Data records
:::::
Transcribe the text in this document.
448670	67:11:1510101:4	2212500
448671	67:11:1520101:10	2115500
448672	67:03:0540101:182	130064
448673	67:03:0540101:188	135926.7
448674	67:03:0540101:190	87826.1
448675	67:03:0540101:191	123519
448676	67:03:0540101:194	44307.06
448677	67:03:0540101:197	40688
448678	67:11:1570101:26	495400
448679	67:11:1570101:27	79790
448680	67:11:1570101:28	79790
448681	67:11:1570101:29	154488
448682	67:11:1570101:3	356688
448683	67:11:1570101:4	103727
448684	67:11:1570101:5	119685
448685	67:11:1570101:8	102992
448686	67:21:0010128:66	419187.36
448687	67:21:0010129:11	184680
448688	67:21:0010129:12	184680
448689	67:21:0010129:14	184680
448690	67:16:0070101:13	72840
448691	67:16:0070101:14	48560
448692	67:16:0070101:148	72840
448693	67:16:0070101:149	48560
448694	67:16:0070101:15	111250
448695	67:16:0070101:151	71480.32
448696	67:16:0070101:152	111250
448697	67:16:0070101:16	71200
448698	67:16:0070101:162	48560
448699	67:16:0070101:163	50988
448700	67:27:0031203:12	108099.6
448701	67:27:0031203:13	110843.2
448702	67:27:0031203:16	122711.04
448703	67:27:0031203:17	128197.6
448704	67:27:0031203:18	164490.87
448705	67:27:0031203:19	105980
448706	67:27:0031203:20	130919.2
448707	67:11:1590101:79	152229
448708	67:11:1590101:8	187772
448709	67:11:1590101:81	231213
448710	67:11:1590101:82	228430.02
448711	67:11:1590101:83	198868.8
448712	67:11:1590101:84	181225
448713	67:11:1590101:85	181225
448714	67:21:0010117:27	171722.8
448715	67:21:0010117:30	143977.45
:::::
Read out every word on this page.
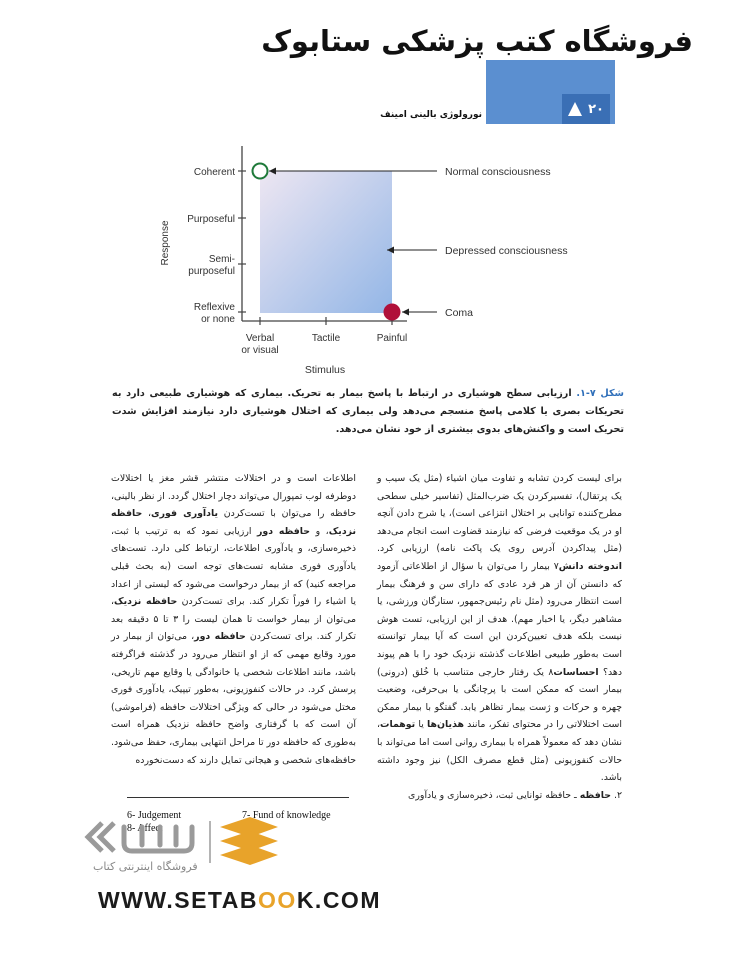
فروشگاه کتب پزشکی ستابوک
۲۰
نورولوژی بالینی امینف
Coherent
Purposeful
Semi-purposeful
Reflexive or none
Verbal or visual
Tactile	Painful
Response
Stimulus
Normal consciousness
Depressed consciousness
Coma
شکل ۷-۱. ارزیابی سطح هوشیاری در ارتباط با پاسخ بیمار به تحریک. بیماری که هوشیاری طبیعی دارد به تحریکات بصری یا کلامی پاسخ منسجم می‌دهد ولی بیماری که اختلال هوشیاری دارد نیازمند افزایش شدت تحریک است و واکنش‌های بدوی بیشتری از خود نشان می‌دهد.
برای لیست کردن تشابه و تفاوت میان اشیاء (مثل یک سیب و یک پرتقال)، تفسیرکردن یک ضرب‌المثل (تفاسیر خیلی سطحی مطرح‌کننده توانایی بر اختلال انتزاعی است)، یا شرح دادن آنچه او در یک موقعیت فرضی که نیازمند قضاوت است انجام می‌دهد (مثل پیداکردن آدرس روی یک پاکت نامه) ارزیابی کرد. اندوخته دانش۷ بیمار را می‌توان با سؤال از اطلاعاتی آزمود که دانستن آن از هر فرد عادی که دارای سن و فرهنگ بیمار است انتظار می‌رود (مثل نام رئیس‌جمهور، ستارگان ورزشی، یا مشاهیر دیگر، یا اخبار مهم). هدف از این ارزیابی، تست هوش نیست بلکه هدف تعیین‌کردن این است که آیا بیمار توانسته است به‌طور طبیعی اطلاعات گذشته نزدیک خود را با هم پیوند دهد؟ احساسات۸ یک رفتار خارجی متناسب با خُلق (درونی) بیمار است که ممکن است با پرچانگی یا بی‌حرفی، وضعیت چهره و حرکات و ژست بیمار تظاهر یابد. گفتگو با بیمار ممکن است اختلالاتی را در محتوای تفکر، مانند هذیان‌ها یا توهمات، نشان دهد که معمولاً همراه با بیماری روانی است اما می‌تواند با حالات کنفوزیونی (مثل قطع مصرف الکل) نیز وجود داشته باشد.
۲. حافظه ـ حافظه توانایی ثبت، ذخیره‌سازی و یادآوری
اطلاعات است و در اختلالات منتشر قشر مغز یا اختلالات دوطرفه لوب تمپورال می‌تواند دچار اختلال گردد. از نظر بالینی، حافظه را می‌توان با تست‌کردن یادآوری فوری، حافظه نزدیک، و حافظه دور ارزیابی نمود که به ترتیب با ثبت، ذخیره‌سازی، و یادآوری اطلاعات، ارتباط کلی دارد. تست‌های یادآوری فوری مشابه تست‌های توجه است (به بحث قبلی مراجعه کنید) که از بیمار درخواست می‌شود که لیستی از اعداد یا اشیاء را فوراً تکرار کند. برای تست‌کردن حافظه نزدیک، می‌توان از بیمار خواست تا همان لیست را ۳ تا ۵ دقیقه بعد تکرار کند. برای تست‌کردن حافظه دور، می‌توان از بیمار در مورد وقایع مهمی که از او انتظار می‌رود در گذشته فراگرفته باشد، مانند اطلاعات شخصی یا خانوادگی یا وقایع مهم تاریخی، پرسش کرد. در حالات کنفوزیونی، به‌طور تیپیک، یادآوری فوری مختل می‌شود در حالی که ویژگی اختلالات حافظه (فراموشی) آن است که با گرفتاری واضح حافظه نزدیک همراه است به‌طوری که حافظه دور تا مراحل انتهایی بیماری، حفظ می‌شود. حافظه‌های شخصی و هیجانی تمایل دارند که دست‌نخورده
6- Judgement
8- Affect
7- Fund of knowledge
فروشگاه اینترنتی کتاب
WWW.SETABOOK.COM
:::::
▶ PROBLEM DESCRIPTION:
Only lines with "باشد" are wanted here; list each of them.

▶ TASK ANSWER:
برای لیست کردن تشابه و تفاوت میان اشیاء (مثل یک سیب و یک پرتقال)، تفسیرکردن یک ضرب‌المثل (تفاسیر خیلی سطحی مطرح‌کننده توانایی بر اختلال انتزاعی است)، یا شرح دادن آنچه او در یک موقعیت فرضی که نیازمند قضاوت است انجام می‌دهد (مثل پیداکردن آدرس روی یک پاکت نامه) ارزیابی کرد. اندوخته دانش۷ بیمار را می‌توان با سؤال از اطلاعاتی آزمود که دانستن آن از هر فرد عادی که دارای سن و فرهنگ بیمار است انتظار می‌رود (مثل نام رئیس‌جمهور، ستارگان ورزشی، یا مشاهیر دیگر، یا اخبار مهم). هدف از این ارزیابی، تست هوش نیست بلکه هدف تعیین‌کردن این است که آیا بیمار توانسته است به‌طور طبیعی اطلاعات گذشته نزدیک خود را با هم پیوند دهد؟ احساسات۸ یک رفتار خارجی متناسب با خُلق (درونی) بیمار است که ممکن است با پرچانگی یا بی‌حرفی، وضعیت چهره و حرکات و ژست بیمار تظاهر یابد. گفتگو با بیمار ممکن است اختلالاتی را در محتوای تفکر، مانند هذیان‌ها یا توهمات، نشان دهد که معمولاً همراه با بیماری روانی است اما می‌تواند با حالات کنفوزیونی (مثل قطع مصرف الکل) نیز وجود داشته باشد.
اطلاعات است و در اختلالات منتشر قشر مغز یا اختلالات دوطرفه لوب تمپورال می‌تواند دچار اختلال گردد. از نظر بالینی، حافظه را می‌توان با تست‌کردن یادآوری فوری، حافظه نزدیک، و حافظه دور ارزیابی نمود که به ترتیب با ثبت، ذخیره‌سازی، و یادآوری اطلاعات، ارتباط کلی دارد. تست‌های یادآوری فوری مشابه تست‌های توجه است (به بحث قبلی مراجعه کنید) که از بیمار درخواست می‌شود که لیستی از اعداد یا اشیاء را فوراً تکرار کند. برای تست‌کردن حافظه نزدیک، می‌توان از بیمار خواست تا همان لیست را ۳ تا ۵ دقیقه بعد تکرار کند. برای تست‌کردن حافظه دور، می‌توان از بیمار در مورد وقایع مهمی که از او انتظار می‌رود در گذشته فراگرفته باشد، مانند اطلاعات شخصی یا خانوادگی یا وقایع مهم تاریخی، پرسش کرد. در حالات کنفوزیونی، به‌طور تیپیک، یادآوری فوری مختل می‌شود در حالی که ویژگی اختلالات حافظه (فراموشی) آن است که با گرفتاری واضح حافظه نزدیک همراه است به‌طوری که حافظه دور تا مراحل انتهایی بیماری، حفظ می‌شود. حافظه‌های شخصی و هیجانی تمایل دارند که دست‌نخورده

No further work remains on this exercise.